§ DATA SHOWN

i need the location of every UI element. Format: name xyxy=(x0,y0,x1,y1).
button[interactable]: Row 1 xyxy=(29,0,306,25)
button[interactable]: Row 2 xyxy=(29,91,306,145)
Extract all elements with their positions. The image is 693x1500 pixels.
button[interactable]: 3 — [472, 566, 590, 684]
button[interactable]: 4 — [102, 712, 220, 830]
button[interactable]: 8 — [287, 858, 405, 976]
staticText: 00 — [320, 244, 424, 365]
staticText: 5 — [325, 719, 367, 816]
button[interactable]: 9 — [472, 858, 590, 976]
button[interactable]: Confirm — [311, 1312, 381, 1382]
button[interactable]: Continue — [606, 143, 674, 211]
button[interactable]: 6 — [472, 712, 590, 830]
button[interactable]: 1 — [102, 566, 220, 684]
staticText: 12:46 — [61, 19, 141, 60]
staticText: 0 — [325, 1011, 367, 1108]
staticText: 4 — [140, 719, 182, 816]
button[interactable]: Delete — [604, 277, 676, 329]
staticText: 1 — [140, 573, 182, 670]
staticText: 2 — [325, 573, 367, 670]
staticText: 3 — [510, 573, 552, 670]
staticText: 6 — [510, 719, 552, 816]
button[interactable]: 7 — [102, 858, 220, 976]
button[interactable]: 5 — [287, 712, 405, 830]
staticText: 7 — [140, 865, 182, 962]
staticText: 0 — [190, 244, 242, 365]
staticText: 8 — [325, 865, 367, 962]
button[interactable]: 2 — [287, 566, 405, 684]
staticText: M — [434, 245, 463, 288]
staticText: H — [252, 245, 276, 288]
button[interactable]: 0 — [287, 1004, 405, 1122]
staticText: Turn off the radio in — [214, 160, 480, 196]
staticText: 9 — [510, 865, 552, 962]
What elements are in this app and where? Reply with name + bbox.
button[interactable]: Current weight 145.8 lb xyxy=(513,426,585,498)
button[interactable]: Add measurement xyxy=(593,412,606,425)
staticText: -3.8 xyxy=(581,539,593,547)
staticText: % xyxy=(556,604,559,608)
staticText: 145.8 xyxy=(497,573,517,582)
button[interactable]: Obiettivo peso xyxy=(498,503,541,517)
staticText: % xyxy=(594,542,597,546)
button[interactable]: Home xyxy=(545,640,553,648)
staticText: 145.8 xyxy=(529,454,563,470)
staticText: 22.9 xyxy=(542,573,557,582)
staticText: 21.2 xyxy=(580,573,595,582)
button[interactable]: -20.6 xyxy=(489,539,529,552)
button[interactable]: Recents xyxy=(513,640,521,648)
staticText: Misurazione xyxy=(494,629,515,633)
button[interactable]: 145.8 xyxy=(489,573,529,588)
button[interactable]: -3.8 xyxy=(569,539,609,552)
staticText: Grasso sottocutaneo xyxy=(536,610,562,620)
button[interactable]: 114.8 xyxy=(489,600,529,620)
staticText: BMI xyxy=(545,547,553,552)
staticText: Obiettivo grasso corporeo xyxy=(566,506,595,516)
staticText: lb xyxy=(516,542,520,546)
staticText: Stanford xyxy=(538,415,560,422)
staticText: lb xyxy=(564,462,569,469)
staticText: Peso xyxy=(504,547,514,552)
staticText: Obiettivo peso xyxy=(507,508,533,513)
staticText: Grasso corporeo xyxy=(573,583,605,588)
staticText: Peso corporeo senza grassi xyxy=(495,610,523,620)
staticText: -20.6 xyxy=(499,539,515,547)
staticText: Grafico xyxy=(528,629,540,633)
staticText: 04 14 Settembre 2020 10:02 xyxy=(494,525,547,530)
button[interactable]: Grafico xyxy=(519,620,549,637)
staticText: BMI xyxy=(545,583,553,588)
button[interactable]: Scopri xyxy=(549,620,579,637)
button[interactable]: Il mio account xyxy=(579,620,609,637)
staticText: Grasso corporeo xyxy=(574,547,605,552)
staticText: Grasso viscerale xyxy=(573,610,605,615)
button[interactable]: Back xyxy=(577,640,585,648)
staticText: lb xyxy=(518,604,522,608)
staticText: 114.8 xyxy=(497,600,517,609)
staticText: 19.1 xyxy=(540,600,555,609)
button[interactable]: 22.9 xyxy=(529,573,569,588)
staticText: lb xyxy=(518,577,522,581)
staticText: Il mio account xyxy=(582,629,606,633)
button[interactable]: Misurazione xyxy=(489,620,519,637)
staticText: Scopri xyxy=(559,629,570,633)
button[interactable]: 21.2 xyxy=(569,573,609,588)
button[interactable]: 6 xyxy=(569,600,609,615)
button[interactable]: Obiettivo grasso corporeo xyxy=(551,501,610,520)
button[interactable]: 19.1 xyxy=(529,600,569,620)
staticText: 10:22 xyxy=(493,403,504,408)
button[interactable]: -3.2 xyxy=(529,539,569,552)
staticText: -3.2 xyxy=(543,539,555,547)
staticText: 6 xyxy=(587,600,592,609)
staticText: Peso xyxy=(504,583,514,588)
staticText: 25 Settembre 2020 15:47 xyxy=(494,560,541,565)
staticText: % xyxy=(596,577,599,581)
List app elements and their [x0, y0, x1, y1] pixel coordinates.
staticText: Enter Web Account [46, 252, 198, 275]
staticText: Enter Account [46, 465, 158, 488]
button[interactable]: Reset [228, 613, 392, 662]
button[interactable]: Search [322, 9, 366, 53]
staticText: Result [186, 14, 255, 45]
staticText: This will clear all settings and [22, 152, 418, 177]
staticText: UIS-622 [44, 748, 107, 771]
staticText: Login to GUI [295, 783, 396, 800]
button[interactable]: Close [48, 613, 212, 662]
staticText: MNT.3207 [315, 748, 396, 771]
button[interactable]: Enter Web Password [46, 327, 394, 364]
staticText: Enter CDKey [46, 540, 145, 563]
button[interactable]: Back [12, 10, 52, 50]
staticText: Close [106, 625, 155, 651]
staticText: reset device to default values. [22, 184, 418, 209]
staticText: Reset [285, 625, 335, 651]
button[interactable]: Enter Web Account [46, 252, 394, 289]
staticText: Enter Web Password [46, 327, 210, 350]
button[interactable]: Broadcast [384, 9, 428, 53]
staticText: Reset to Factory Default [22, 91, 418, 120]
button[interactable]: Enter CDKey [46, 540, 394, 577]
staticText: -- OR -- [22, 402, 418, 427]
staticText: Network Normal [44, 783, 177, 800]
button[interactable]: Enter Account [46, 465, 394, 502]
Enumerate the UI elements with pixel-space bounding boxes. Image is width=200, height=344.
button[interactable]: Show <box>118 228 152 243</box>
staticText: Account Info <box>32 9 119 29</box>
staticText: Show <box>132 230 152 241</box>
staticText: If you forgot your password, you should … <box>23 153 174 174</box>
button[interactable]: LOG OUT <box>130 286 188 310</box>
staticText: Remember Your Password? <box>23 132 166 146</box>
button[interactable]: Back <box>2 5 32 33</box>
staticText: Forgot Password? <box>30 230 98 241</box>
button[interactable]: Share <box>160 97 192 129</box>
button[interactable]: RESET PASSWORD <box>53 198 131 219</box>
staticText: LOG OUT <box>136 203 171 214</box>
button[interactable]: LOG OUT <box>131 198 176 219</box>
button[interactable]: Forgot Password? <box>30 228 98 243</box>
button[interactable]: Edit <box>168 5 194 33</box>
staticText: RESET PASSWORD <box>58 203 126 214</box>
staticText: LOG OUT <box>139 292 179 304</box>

§ BRIEF
Convert everything from the beginning of the listing down to and including the line containing "Extract all elements" into a numbered list, omitting any blank lines.

§ REPLY TO THE EXERCISE
1. i need the location of every UI element. Format: name xyxy=(x0,y0,x1,y1).
2. button[interactable]: Row 1 xyxy=(29,0,306,25)
3. button[interactable]: Row 2 xyxy=(29,91,306,145)
4. Extract all elements with their positions. The image is 693x1500 pixels.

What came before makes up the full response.